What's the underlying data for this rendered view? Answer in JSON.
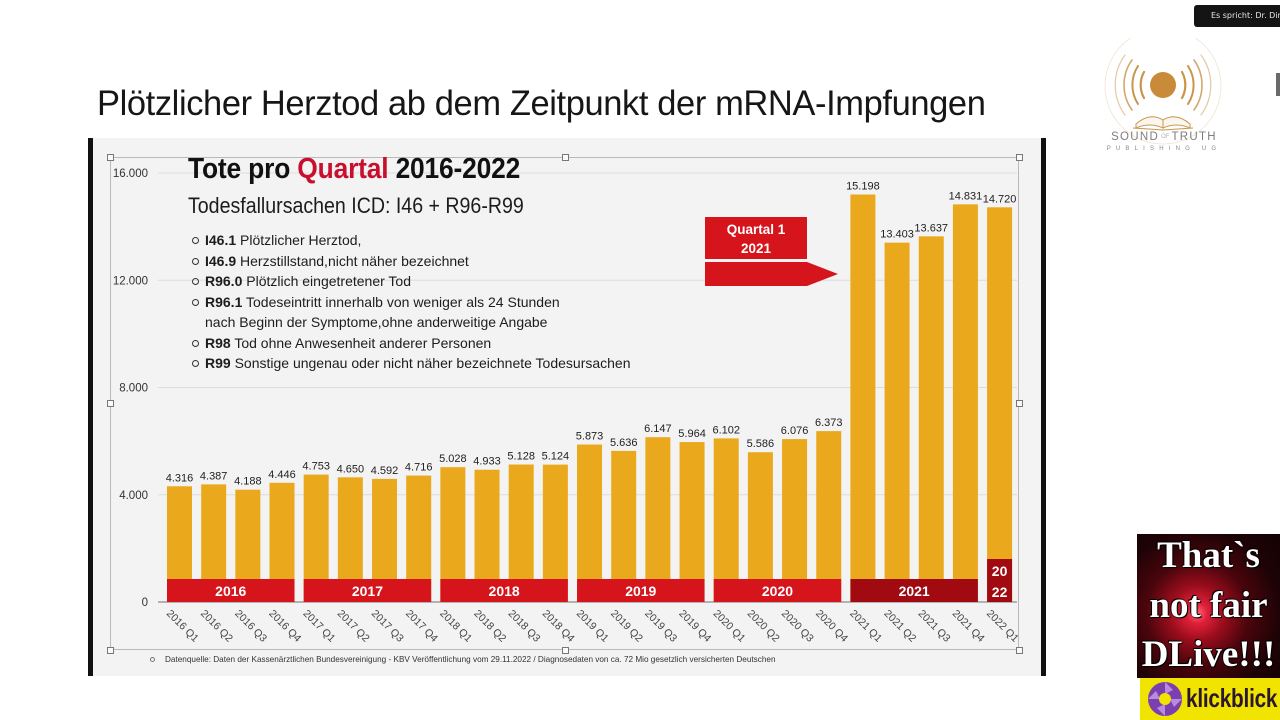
{
  "page": {
    "heading": "Plötzlicher Herztod ab dem Zeitpunkt der mRNA-Impfungen"
  },
  "speaker_badge": "Es spricht: Dr. Dir",
  "logo": {
    "word1": "SOUND",
    "of": "OF",
    "word2": "TRUTH",
    "tagline": "PUBLISHING UG",
    "accent_color": "#C98A3A"
  },
  "overlay_banner": {
    "lines": [
      "That`s",
      "not fair",
      "DLive!!!"
    ],
    "brand": "klickblick",
    "brand_bg": "#F1E400",
    "brand_icon_color": "#7B3FB0"
  },
  "slide": {
    "icd_codes": [
      {
        "code": "I46.1",
        "text": " Plötzlicher Herztod,"
      },
      {
        "code": "I46.9",
        "text": " Herzstillstand,nicht näher bezeichnet"
      },
      {
        "code": "R96.0",
        "text": " Plötzlich eingetretener Tod"
      },
      {
        "code": "R96.1",
        "text": " Todeseintritt innerhalb von weniger als 24 Stunden",
        "continuation": "nach Beginn der Symptome,ohne anderweitige Angabe"
      },
      {
        "code": "R98",
        "text": " Tod ohne Anwesenheit anderer Personen"
      },
      {
        "code": "R99",
        "text": " Sonstige ungenau oder nicht näher bezeichnete Todesursachen"
      }
    ]
  },
  "chart_data": {
    "type": "bar",
    "title": "Tote pro Quartal 2016-2022",
    "title_parts": [
      "Tote pro ",
      "Quartal",
      " 2016-2022"
    ],
    "subtitle": "Todesfallursachen ICD: I46 + R96-R99",
    "xlabel": "",
    "ylabel": "",
    "ylim": [
      0,
      16000
    ],
    "yticks": [
      0,
      4000,
      8000,
      12000,
      16000
    ],
    "ytick_labels": [
      "0",
      "4.000",
      "8.000",
      "12.000",
      "16.000"
    ],
    "grid": true,
    "categories": [
      "2016 Q1",
      "2016 Q2",
      "2016 Q3",
      "2016 Q4",
      "2017 Q1",
      "2017 Q2",
      "2017 Q3",
      "2017 Q4",
      "2018 Q1",
      "2018 Q2",
      "2018 Q3",
      "2018 Q4",
      "2019 Q1",
      "2019 Q2",
      "2019 Q3",
      "2019 Q4",
      "2020 Q1",
      "2020 Q2",
      "2020 Q3",
      "2020 Q4",
      "2021 Q1",
      "2021 Q2",
      "2021 Q3",
      "2021 Q4",
      "2022 Q1"
    ],
    "values": [
      4316,
      4387,
      4188,
      4446,
      4753,
      4650,
      4592,
      4716,
      5028,
      4933,
      5128,
      5124,
      5873,
      5636,
      6147,
      5964,
      6102,
      5586,
      6076,
      6373,
      15198,
      13403,
      13637,
      14831,
      14720
    ],
    "value_labels": [
      "4.316",
      "4.387",
      "4.188",
      "4.446",
      "4.753",
      "4.650",
      "4.592",
      "4.716",
      "5.028",
      "4.933",
      "5.128",
      "5.124",
      "5.873",
      "5.636",
      "6.147",
      "5.964",
      "6.102",
      "5.586",
      "6.076",
      "6.373",
      "15.198",
      "13.403",
      "13.637",
      "14.831",
      "14.720"
    ],
    "year_groups": [
      {
        "label": "2016",
        "start": 0,
        "count": 4
      },
      {
        "label": "2017",
        "start": 4,
        "count": 4
      },
      {
        "label": "2018",
        "start": 8,
        "count": 4
      },
      {
        "label": "2019",
        "start": 12,
        "count": 4
      },
      {
        "label": "2020",
        "start": 16,
        "count": 4
      },
      {
        "label": "2021",
        "start": 20,
        "count": 4,
        "highlight": true
      },
      {
        "label": "2022",
        "start": 24,
        "count": 1,
        "label_lines": [
          "20",
          "22"
        ],
        "highlight": true
      }
    ],
    "annotation": {
      "lines": [
        "Quartal 1",
        "2021"
      ],
      "target": "2021 Q1",
      "type": "arrow"
    },
    "colors": {
      "bar": "#EAA81C",
      "year_band": "#D6141C",
      "year_band_highlight": "#A00A10",
      "title_accent": "#C8102E",
      "annotation": "#D6141C"
    },
    "legend": "none",
    "source": "Datenquelle: Daten der Kassenärztlichen Bundesvereinigung - KBV Veröffentlichung vom 29.11.2022 / Diagnosedaten von ca. 72 Mio gesetzlich versicherten Deutschen"
  }
}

=====

PROBLEM DESCRIPTION: Give back each entry exactly as it appears, with no pictures.

WORKED SOLUTION:
What's the underlying data for this rendered view? Answer in JSON.
{
  "page": {
    "heading": "Plötzlicher Herztod ab dem Zeitpunkt der mRNA-Impfungen"
  },
  "speaker_badge": "Es spricht: Dr. Dir",
  "logo": {
    "word1": "SOUND",
    "of": "OF",
    "word2": "TRUTH",
    "tagline": "PUBLISHING UG",
    "accent_color": "#C98A3A"
  },
  "overlay_banner": {
    "lines": [
      "That`s",
      "not fair",
      "DLive!!!"
    ],
    "brand": "klickblick",
    "brand_bg": "#F1E400",
    "brand_icon_color": "#7B3FB0"
  },
  "slide": {
    "icd_codes": [
      {
        "code": "I46.1",
        "text": " Plötzlicher Herztod,"
      },
      {
        "code": "I46.9",
        "text": " Herzstillstand,nicht näher bezeichnet"
      },
      {
        "code": "R96.0",
        "text": " Plötzlich eingetretener Tod"
      },
      {
        "code": "R96.1",
        "text": " Todeseintritt innerhalb von weniger als 24 Stunden",
        "continuation": "nach Beginn der Symptome,ohne anderweitige Angabe"
      },
      {
        "code": "R98",
        "text": " Tod ohne Anwesenheit anderer Personen"
      },
      {
        "code": "R99",
        "text": " Sonstige ungenau oder nicht näher bezeichnete Todesursachen"
      }
    ]
  },
  "chart_data": {
    "type": "bar",
    "title": "Tote pro Quartal 2016-2022",
    "title_parts": [
      "Tote pro ",
      "Quartal",
      " 2016-2022"
    ],
    "subtitle": "Todesfallursachen ICD: I46 + R96-R99",
    "xlabel": "",
    "ylabel": "",
    "ylim": [
      0,
      16000
    ],
    "yticks": [
      0,
      4000,
      8000,
      12000,
      16000
    ],
    "ytick_labels": [
      "0",
      "4.000",
      "8.000",
      "12.000",
      "16.000"
    ],
    "grid": true,
    "categories": [
      "2016 Q1",
      "2016 Q2",
      "2016 Q3",
      "2016 Q4",
      "2017 Q1",
      "2017 Q2",
      "2017 Q3",
      "2017 Q4",
      "2018 Q1",
      "2018 Q2",
      "2018 Q3",
      "2018 Q4",
      "2019 Q1",
      "2019 Q2",
      "2019 Q3",
      "2019 Q4",
      "2020 Q1",
      "2020 Q2",
      "2020 Q3",
      "2020 Q4",
      "2021 Q1",
      "2021 Q2",
      "2021 Q3",
      "2021 Q4",
      "2022 Q1"
    ],
    "values": [
      4316,
      4387,
      4188,
      4446,
      4753,
      4650,
      4592,
      4716,
      5028,
      4933,
      5128,
      5124,
      5873,
      5636,
      6147,
      5964,
      6102,
      5586,
      6076,
      6373,
      15198,
      13403,
      13637,
      14831,
      14720
    ],
    "value_labels": [
      "4.316",
      "4.387",
      "4.188",
      "4.446",
      "4.753",
      "4.650",
      "4.592",
      "4.716",
      "5.028",
      "4.933",
      "5.128",
      "5.124",
      "5.873",
      "5.636",
      "6.147",
      "5.964",
      "6.102",
      "5.586",
      "6.076",
      "6.373",
      "15.198",
      "13.403",
      "13.637",
      "14.831",
      "14.720"
    ],
    "year_groups": [
      {
        "label": "2016",
        "start": 0,
        "count": 4
      },
      {
        "label": "2017",
        "start": 4,
        "count": 4
      },
      {
        "label": "2018",
        "start": 8,
        "count": 4
      },
      {
        "label": "2019",
        "start": 12,
        "count": 4
      },
      {
        "label": "2020",
        "start": 16,
        "count": 4
      },
      {
        "label": "2021",
        "start": 20,
        "count": 4,
        "highlight": true
      },
      {
        "label": "2022",
        "start": 24,
        "count": 1,
        "label_lines": [
          "20",
          "22"
        ],
        "highlight": true
      }
    ],
    "annotation": {
      "lines": [
        "Quartal 1",
        "2021"
      ],
      "target": "2021 Q1",
      "type": "arrow"
    },
    "colors": {
      "bar": "#EAA81C",
      "year_band": "#D6141C",
      "year_band_highlight": "#A00A10",
      "title_accent": "#C8102E",
      "annotation": "#D6141C"
    },
    "legend": "none",
    "source": "Datenquelle: Daten der Kassenärztlichen Bundesvereinigung - KBV Veröffentlichung vom 29.11.2022 / Diagnosedaten von ca. 72 Mio gesetzlich versicherten Deutschen"
  }
}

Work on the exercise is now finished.